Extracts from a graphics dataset
# # # #
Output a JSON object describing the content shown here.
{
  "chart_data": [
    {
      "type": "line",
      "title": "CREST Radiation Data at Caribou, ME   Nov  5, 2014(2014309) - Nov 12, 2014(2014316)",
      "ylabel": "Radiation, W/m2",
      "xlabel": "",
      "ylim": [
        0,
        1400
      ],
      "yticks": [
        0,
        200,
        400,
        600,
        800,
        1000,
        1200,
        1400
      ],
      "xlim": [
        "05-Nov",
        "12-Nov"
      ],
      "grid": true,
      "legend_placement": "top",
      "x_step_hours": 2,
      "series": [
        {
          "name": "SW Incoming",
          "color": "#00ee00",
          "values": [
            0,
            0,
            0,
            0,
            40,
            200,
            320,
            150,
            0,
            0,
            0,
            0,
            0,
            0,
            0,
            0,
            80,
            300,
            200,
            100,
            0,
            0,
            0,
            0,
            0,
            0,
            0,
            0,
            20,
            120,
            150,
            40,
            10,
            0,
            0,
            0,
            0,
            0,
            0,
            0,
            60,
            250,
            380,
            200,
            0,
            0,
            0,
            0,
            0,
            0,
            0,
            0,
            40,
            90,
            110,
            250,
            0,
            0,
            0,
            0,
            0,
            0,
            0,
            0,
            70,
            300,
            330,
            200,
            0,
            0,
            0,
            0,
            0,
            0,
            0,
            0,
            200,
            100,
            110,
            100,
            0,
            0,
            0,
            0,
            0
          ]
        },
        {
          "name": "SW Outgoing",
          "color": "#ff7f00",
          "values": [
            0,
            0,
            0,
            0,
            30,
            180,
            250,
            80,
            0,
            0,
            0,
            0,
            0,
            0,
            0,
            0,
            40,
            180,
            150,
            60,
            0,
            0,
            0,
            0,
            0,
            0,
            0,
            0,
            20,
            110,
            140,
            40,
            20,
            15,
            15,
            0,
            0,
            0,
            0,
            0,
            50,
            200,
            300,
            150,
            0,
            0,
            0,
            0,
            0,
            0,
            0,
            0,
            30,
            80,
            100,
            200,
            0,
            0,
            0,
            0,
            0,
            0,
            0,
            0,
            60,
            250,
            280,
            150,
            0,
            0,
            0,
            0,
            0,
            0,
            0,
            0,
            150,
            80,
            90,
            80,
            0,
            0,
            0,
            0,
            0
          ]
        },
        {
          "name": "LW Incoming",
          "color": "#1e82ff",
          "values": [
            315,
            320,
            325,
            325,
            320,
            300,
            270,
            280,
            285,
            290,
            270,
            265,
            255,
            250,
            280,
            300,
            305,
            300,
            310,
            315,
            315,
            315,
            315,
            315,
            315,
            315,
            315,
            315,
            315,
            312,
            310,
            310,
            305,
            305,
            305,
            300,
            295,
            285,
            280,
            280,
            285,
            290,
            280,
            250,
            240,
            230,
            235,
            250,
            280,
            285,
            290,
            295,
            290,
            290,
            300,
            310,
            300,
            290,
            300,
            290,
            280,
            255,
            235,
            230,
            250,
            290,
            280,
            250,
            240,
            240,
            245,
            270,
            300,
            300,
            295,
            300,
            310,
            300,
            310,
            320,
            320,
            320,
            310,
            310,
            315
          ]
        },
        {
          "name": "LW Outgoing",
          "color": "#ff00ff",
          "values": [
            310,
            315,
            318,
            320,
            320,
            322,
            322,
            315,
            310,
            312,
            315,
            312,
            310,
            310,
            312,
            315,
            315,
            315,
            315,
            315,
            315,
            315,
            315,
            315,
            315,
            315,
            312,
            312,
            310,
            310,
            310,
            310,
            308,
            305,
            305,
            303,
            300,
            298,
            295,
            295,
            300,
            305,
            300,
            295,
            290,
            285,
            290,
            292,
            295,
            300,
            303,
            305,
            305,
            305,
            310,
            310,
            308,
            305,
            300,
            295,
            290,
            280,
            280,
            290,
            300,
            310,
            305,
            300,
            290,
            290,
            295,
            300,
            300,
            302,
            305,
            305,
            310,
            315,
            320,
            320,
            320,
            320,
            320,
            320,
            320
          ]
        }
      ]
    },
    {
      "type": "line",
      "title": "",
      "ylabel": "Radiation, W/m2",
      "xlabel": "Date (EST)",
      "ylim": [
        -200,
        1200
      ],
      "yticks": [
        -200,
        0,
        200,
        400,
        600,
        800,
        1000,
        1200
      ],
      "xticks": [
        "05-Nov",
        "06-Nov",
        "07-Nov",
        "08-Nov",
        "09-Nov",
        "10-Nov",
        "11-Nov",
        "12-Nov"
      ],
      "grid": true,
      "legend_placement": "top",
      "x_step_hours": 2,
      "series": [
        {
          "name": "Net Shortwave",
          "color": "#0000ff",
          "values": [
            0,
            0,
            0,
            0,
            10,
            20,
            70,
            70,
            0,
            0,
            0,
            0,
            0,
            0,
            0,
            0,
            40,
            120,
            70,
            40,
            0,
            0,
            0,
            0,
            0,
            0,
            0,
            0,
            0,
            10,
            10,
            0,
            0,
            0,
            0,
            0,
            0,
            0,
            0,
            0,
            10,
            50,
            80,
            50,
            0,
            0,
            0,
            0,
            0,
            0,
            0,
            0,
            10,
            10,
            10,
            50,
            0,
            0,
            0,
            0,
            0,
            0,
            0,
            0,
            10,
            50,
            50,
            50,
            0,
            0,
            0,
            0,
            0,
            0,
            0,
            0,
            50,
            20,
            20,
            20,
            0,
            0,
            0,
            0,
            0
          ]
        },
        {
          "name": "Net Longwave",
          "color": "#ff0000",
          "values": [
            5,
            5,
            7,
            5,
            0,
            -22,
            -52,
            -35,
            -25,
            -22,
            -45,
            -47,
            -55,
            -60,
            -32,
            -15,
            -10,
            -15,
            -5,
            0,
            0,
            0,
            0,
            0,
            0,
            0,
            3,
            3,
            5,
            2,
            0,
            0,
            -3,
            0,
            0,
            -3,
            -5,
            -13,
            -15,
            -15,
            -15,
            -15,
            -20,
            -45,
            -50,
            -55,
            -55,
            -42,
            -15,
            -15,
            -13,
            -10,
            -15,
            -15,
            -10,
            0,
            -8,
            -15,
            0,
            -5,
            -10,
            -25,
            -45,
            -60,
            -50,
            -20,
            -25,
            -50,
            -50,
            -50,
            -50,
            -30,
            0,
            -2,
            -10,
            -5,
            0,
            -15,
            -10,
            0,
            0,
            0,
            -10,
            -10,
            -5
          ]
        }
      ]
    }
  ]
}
# # # #
• REQUIREMENT: Reproduce the material above without altering a single character.

• TASK ANSWER:
Output a JSON object describing the content shown here.
{
  "chart_data": [
    {
      "type": "line",
      "title": "CREST Radiation Data at Caribou, ME   Nov  5, 2014(2014309) - Nov 12, 2014(2014316)",
      "ylabel": "Radiation, W/m2",
      "xlabel": "",
      "ylim": [
        0,
        1400
      ],
      "yticks": [
        0,
        200,
        400,
        600,
        800,
        1000,
        1200,
        1400
      ],
      "xlim": [
        "05-Nov",
        "12-Nov"
      ],
      "grid": true,
      "legend_placement": "top",
      "x_step_hours": 2,
      "series": [
        {
          "name": "SW Incoming",
          "color": "#00ee00",
          "values": [
            0,
            0,
            0,
            0,
            40,
            200,
            320,
            150,
            0,
            0,
            0,
            0,
            0,
            0,
            0,
            0,
            80,
            300,
            200,
            100,
            0,
            0,
            0,
            0,
            0,
            0,
            0,
            0,
            20,
            120,
            150,
            40,
            10,
            0,
            0,
            0,
            0,
            0,
            0,
            0,
            60,
            250,
            380,
            200,
            0,
            0,
            0,
            0,
            0,
            0,
            0,
            0,
            40,
            90,
            110,
            250,
            0,
            0,
            0,
            0,
            0,
            0,
            0,
            0,
            70,
            300,
            330,
            200,
            0,
            0,
            0,
            0,
            0,
            0,
            0,
            0,
            200,
            100,
            110,
            100,
            0,
            0,
            0,
            0,
            0
          ]
        },
        {
          "name": "SW Outgoing",
          "color": "#ff7f00",
          "values": [
            0,
            0,
            0,
            0,
            30,
            180,
            250,
            80,
            0,
            0,
            0,
            0,
            0,
            0,
            0,
            0,
            40,
            180,
            150,
            60,
            0,
            0,
            0,
            0,
            0,
            0,
            0,
            0,
            20,
            110,
            140,
            40,
            20,
            15,
            15,
            0,
            0,
            0,
            0,
            0,
            50,
            200,
            300,
            150,
            0,
            0,
            0,
            0,
            0,
            0,
            0,
            0,
            30,
            80,
            100,
            200,
            0,
            0,
            0,
            0,
            0,
            0,
            0,
            0,
            60,
            250,
            280,
            150,
            0,
            0,
            0,
            0,
            0,
            0,
            0,
            0,
            150,
            80,
            90,
            80,
            0,
            0,
            0,
            0,
            0
          ]
        },
        {
          "name": "LW Incoming",
          "color": "#1e82ff",
          "values": [
            315,
            320,
            325,
            325,
            320,
            300,
            270,
            280,
            285,
            290,
            270,
            265,
            255,
            250,
            280,
            300,
            305,
            300,
            310,
            315,
            315,
            315,
            315,
            315,
            315,
            315,
            315,
            315,
            315,
            312,
            310,
            310,
            305,
            305,
            305,
            300,
            295,
            285,
            280,
            280,
            285,
            290,
            280,
            250,
            240,
            230,
            235,
            250,
            280,
            285,
            290,
            295,
            290,
            290,
            300,
            310,
            300,
            290,
            300,
            290,
            280,
            255,
            235,
            230,
            250,
            290,
            280,
            250,
            240,
            240,
            245,
            270,
            300,
            300,
            295,
            300,
            310,
            300,
            310,
            320,
            320,
            320,
            310,
            310,
            315
          ]
        },
        {
          "name": "LW Outgoing",
          "color": "#ff00ff",
          "values": [
            310,
            315,
            318,
            320,
            320,
            322,
            322,
            315,
            310,
            312,
            315,
            312,
            310,
            310,
            312,
            315,
            315,
            315,
            315,
            315,
            315,
            315,
            315,
            315,
            315,
            315,
            312,
            312,
            310,
            310,
            310,
            310,
            308,
            305,
            305,
            303,
            300,
            298,
            295,
            295,
            300,
            305,
            300,
            295,
            290,
            285,
            290,
            292,
            295,
            300,
            303,
            305,
            305,
            305,
            310,
            310,
            308,
            305,
            300,
            295,
            290,
            280,
            280,
            290,
            300,
            310,
            305,
            300,
            290,
            290,
            295,
            300,
            300,
            302,
            305,
            305,
            310,
            315,
            320,
            320,
            320,
            320,
            320,
            320,
            320
          ]
        }
      ]
    },
    {
      "type": "line",
      "title": "",
      "ylabel": "Radiation, W/m2",
      "xlabel": "Date (EST)",
      "ylim": [
        -200,
        1200
      ],
      "yticks": [
        -200,
        0,
        200,
        400,
        600,
        800,
        1000,
        1200
      ],
      "xticks": [
        "05-Nov",
        "06-Nov",
        "07-Nov",
        "08-Nov",
        "09-Nov",
        "10-Nov",
        "11-Nov",
        "12-Nov"
      ],
      "grid": true,
      "legend_placement": "top",
      "x_step_hours": 2,
      "series": [
        {
          "name": "Net Shortwave",
          "color": "#0000ff",
          "values": [
            0,
            0,
            0,
            0,
            10,
            20,
            70,
            70,
            0,
            0,
            0,
            0,
            0,
            0,
            0,
            0,
            40,
            120,
            70,
            40,
            0,
            0,
            0,
            0,
            0,
            0,
            0,
            0,
            0,
            10,
            10,
            0,
            0,
            0,
            0,
            0,
            0,
            0,
            0,
            0,
            10,
            50,
            80,
            50,
            0,
            0,
            0,
            0,
            0,
            0,
            0,
            0,
            10,
            10,
            10,
            50,
            0,
            0,
            0,
            0,
            0,
            0,
            0,
            0,
            10,
            50,
            50,
            50,
            0,
            0,
            0,
            0,
            0,
            0,
            0,
            0,
            50,
            20,
            20,
            20,
            0,
            0,
            0,
            0,
            0
          ]
        },
        {
          "name": "Net Longwave",
          "color": "#ff0000",
          "values": [
            5,
            5,
            7,
            5,
            0,
            -22,
            -52,
            -35,
            -25,
            -22,
            -45,
            -47,
            -55,
            -60,
            -32,
            -15,
            -10,
            -15,
            -5,
            0,
            0,
            0,
            0,
            0,
            0,
            0,
            3,
            3,
            5,
            2,
            0,
            0,
            -3,
            0,
            0,
            -3,
            -5,
            -13,
            -15,
            -15,
            -15,
            -15,
            -20,
            -45,
            -50,
            -55,
            -55,
            -42,
            -15,
            -15,
            -13,
            -10,
            -15,
            -15,
            -10,
            0,
            -8,
            -15,
            0,
            -5,
            -10,
            -25,
            -45,
            -60,
            -50,
            -20,
            -25,
            -50,
            -50,
            -50,
            -50,
            -30,
            0,
            -2,
            -10,
            -5,
            0,
            -15,
            -10,
            0,
            0,
            0,
            -10,
            -10,
            -5
          ]
        }
      ]
    }
  ]
}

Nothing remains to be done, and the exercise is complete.